begin GIVEN RECORDS
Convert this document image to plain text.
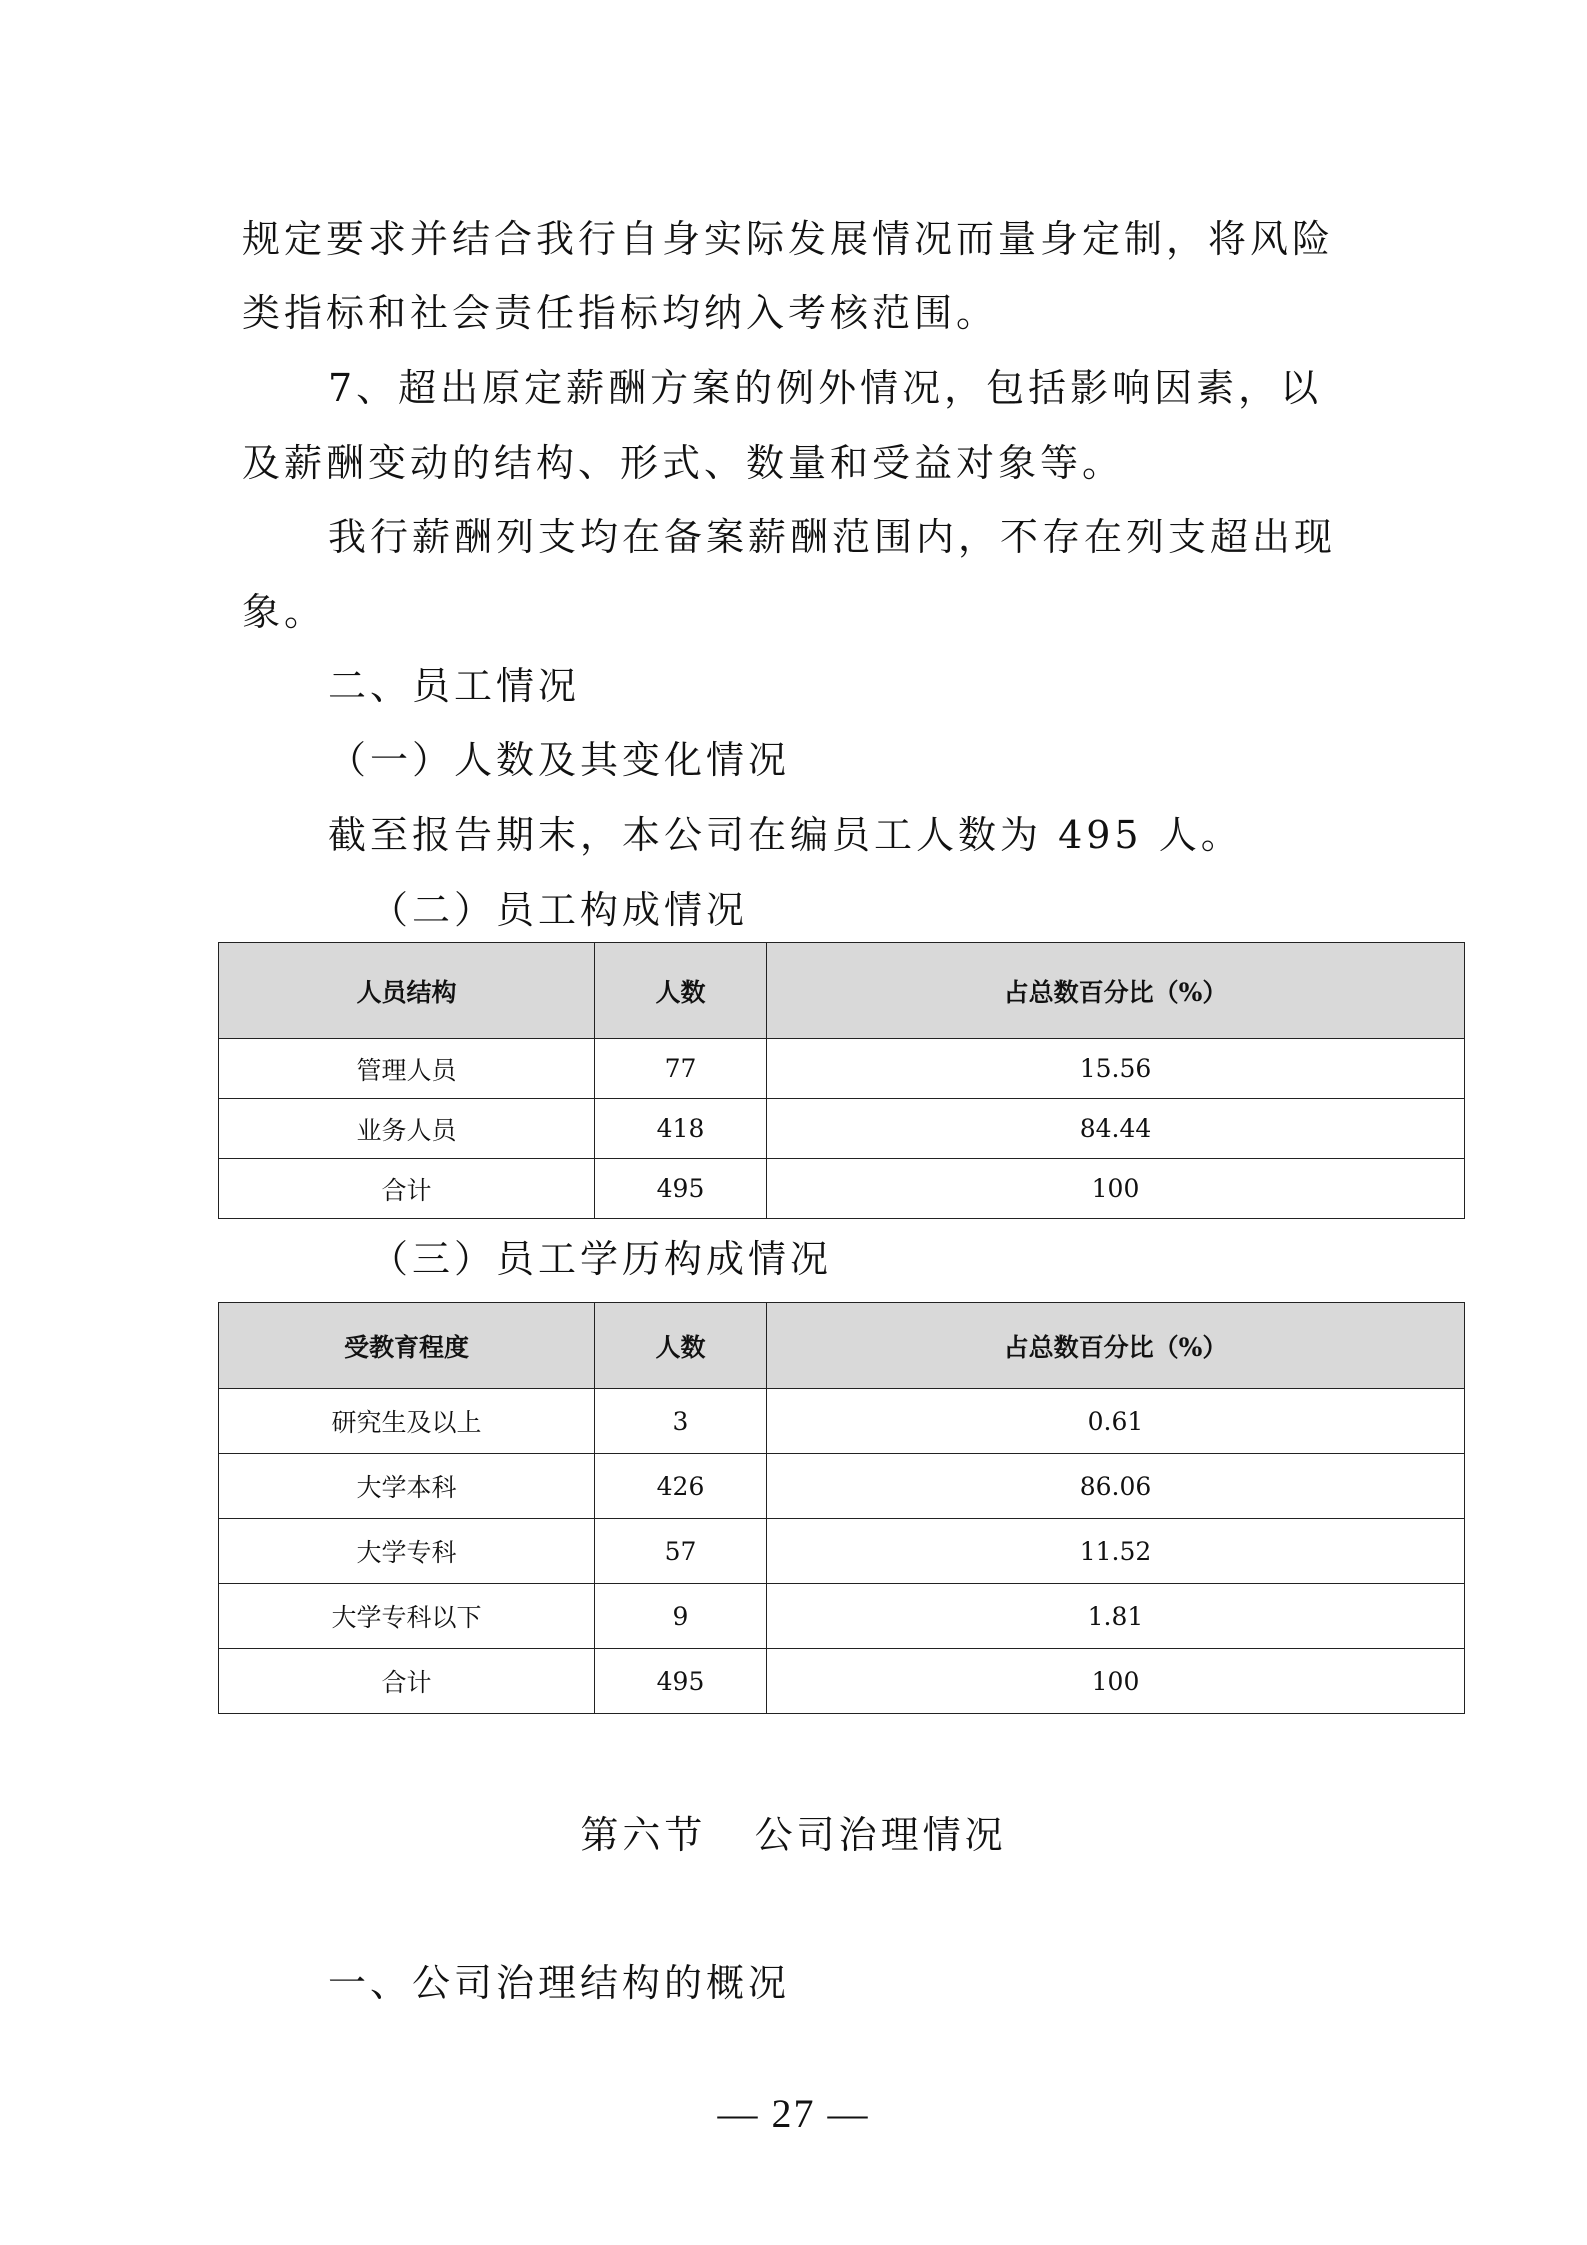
规定要求并结合我行自身实际发展情况而量身定制，将风险
类指标和社会责任指标均纳入考核范围。
7、超出原定薪酬方案的例外情况，包括影响因素，以
及薪酬变动的结构、形式、数量和受益对象等。
我行薪酬列支均在备案薪酬范围内，不存在列支超出现
象。
二、员工情况
（一）人数及其变化情况
截至报告期末，本公司在编员工人数为 495 人。
（二）员工构成情况
人员结构	人数	占总数百分比（%）
管理人员	77	15.56
业务人员	418	84.44
合计	495	100
（三）员工学历构成情况
受教育程度	人数	占总数百分比（%）
研究生及以上	3	0.61
大学本科	426	86.06
大学专科	57	11.52
大学专科以下	9	1.81
合计	495	100
第六节   公司治理情况
一、公司治理结构的概况
— 27 —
end GIVEN RECORDS
* [WHAT YOU WILL DO] Each record must be quoted in full and exactly. Do not include the pictures.

* [SOLUTION FOR THIS EXERCISE]
Convert this document image to plain text.
规定要求并结合我行自身实际发展情况而量身定制，将风险
类指标和社会责任指标均纳入考核范围。
7、超出原定薪酬方案的例外情况，包括影响因素，以
及薪酬变动的结构、形式、数量和受益对象等。
我行薪酬列支均在备案薪酬范围内，不存在列支超出现
象。
二、员工情况
（一）人数及其变化情况
截至报告期末，本公司在编员工人数为 495 人。
（二）员工构成情况
人员结构	人数	占总数百分比（%）
管理人员	77	15.56
业务人员	418	84.44
合计	495	100
（三）员工学历构成情况
受教育程度	人数	占总数百分比（%）
研究生及以上	3	0.61
大学本科	426	86.06
大学专科	57	11.52
大学专科以下	9	1.81
合计	495	100
第六节   公司治理情况
一、公司治理结构的概况
— 27 —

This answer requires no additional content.